▶ **原文**
::::::::::

こんにちは、今回は、【リレーのバトンパスのコツはこれだ!】小学生編というテーマでお話していきます。
こんな方におすすめ
- これから小学校の教員をやっていこうと思っている方
- 体育の授業に興味がある教員の方
ご存知だとは思いますが、バトンを受け渡ししながらチーム一丸となって走る競技をリレーと言います。
みなさんも一度は、チーム対抗のリレーをやったことはありますよね?
運動会や〇〇大会などでは、定番の競技です。
ちなみに、バトンとは円形状のパイプのようなものです。学校で使うのなら、素材はポリエチレンのものが多いでしょう。
さて、このバトンリレーですが、小学校でも中学年くらいから授業で教えていきます。
バトンを受け渡しすることをバトンパスと言い、このバトンパスをしっかり教えてあげることで、リレーの勝敗が左右すると言っても過言ではありません。いかに子どもたちに習得させるのか、まさに、教師の腕の見せ所だと言えます。
もし、小学校でじっくりリレー練習をさせたいという方がいらっしゃるなら、ぜひ参考にしていただけたらと思います。
今回は、このバトンパスを指導する際のコツをいくつか紹介していきます。
もくじ
オーバーバトンパスを指導
今回紹介するのは、オーバーバトンパスと言って、手を大きく伸ばしてバトンをもらう方法です。
アンダーバトンパスと言う、手を伸ばさず、後ろに手をまわしてバトンをもらう方法もありますが、私はオーバーバトンパスのみで一斉に指導していたことがありました。
本来なら、アンダーパスか、オーバーパスかを子どもに選ばせてあげて、それをじっくり練習させてあげる方がいいと思います。
しかし、小学生の子どもたちに2種類のバトンパスのうち、自分に合う方を選ばせてあげられるほど授業時間の余裕はありません。
2種類となると、指導者も2グループに指導しなければならないので効率も悪いです。
また、先輩教員から
「子どもたちに教えるならオーバーバトンパスからがいいよ。」
と教わり、オーバーバトンパス1本で指導していくことにしたのです。
オーバーバトンパスの練習
立ったままバトンリレー
まずは、立ったままで、バトンの受け渡しを練習します。まだ走りません。
5人くらいのペアを作り、真っすぐに1列に並びます。
そこからバトンリレーの受け渡しを覚えていきます。
後ろから前にバトンを送っていく練習をしていきます。

::::::::::

▶ **課題の指示**
a: 原文のうち、「みなさんも一度は、チーム対抗のリレーをやったことはありますよね?」で始まり「今回は、このバトンパスを指導する際のコツをいくつか紹介していきます。」で終わる部分を、一字も変えずに出力してください。
b: 原文の内容をもとに、次の問いに答えてください。
(i) 学校で使うバトンの素材として多いものは何ですか。
(ii) 手を伸ばさず、後ろに手をまわしてバトンをもらう方法は何と呼ばれていますか。
(iii) 立ったままの練習では、何人くらいのペアを作りますか。
記録は参照しなくてかまいません。

::::::::::

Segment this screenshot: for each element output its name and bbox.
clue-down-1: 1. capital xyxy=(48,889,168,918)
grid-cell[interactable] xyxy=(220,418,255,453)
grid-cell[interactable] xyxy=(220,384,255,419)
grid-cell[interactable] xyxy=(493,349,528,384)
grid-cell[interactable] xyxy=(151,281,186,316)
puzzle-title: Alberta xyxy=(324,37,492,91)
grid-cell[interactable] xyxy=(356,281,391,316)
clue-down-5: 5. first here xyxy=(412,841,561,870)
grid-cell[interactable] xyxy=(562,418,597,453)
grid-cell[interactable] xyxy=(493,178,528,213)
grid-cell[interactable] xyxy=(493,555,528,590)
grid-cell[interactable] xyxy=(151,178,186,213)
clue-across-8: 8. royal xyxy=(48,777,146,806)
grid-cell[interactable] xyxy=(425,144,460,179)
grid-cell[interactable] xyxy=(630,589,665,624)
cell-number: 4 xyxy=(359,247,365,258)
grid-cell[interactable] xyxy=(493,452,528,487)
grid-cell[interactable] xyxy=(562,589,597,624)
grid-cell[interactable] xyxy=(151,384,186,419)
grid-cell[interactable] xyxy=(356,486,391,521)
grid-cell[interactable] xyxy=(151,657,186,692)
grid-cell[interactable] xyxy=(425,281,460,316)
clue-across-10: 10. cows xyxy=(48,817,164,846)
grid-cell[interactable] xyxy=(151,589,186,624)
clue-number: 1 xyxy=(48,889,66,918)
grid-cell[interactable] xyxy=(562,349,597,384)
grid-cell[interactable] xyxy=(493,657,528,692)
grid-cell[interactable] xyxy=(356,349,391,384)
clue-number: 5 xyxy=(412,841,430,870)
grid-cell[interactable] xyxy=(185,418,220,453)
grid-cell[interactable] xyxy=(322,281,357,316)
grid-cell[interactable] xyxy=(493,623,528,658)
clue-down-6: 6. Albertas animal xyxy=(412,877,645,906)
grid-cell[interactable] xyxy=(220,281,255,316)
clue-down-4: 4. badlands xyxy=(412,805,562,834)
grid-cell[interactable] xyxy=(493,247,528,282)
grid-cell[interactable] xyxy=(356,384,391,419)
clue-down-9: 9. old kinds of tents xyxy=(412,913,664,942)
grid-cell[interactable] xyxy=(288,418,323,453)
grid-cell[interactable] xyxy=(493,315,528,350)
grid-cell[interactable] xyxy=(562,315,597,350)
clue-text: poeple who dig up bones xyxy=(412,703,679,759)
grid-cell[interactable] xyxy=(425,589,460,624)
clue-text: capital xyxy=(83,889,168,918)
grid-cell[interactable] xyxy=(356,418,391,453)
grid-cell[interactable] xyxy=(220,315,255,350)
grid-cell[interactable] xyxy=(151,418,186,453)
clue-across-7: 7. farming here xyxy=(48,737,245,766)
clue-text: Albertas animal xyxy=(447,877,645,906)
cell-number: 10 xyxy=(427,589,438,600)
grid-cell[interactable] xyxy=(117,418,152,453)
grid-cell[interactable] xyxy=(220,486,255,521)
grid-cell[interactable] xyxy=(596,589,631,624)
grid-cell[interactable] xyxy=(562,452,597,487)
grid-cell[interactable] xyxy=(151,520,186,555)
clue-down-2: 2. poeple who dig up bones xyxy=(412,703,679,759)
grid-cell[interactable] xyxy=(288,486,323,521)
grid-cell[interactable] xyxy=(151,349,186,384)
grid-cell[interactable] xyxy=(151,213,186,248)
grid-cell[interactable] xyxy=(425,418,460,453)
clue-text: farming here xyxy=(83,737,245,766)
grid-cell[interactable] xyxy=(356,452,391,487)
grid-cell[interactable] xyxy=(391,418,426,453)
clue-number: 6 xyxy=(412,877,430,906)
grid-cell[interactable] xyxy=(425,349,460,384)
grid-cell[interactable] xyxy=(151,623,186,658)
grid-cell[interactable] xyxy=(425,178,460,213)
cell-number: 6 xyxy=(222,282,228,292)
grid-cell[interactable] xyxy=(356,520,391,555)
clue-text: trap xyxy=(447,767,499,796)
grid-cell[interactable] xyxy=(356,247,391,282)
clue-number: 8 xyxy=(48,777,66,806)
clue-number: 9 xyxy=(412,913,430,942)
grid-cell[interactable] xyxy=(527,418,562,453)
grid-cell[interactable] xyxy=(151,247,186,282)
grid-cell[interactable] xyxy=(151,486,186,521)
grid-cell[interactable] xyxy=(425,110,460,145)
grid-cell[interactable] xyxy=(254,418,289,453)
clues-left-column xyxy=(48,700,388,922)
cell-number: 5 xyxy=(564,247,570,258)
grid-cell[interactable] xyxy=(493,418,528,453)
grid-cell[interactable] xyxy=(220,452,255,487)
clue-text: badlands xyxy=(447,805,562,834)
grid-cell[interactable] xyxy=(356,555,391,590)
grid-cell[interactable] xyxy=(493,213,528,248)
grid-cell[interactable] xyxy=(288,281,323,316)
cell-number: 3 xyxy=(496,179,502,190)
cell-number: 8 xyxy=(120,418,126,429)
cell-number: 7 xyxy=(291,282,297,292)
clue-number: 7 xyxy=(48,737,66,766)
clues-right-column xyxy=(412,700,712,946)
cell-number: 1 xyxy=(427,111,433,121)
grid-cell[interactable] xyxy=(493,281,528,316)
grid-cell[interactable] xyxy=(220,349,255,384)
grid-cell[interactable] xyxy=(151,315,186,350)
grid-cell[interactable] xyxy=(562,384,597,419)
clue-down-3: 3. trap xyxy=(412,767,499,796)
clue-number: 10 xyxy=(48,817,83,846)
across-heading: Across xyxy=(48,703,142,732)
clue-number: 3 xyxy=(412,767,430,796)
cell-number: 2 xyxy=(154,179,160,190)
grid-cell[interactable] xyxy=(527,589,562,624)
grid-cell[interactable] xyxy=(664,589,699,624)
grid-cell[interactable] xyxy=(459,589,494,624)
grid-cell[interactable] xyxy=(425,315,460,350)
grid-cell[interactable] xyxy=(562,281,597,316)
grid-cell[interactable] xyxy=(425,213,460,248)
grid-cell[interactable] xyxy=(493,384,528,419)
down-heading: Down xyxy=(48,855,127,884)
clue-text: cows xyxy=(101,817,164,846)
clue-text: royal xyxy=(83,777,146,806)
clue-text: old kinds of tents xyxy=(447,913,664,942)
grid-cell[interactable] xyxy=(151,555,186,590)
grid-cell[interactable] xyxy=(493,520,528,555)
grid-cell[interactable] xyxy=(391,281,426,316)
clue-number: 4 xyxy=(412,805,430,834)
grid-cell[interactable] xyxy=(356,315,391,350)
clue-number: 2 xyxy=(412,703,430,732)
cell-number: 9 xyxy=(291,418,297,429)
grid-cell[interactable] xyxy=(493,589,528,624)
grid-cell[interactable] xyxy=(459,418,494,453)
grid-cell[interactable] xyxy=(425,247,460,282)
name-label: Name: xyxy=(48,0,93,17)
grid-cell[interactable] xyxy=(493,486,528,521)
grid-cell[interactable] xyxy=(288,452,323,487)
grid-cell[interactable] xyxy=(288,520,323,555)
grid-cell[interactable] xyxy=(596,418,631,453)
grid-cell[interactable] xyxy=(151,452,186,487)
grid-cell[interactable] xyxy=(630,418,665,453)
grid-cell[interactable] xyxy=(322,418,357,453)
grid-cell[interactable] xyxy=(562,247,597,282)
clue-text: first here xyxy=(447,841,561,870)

::::::::::

▶ **課題の解答**
a:
みなさんも一度は、チーム対抗のリレーをやったことはありますよね?
運動会や〇〇大会などでは、定番の競技です。
ちなみに、バトンとは円形状のパイプのようなものです。学校で使うのなら、素材はポリエチレンのものが多いでしょう。
さて、このバトンリレーですが、小学校でも中学年くらいから授業で教えていきます。
バトンを受け渡しすることをバトンパスと言い、このバトンパスをしっかり教えてあげることで、リレーの勝敗が左右すると言っても過言ではありません。いかに子どもたちに習得させるのか、まさに、教師の腕の見せ所だと言えます。
もし、小学校でじっくりリレー練習をさせたいという方がいらっしゃるなら、ぜひ参考にしていただけたらと思います。
今回は、このバトンパスを指導する際のコツをいくつか紹介していきます。

b:
(i) ポリエチレン
(ii) アンダーバトンパス
(iii) 5人くらい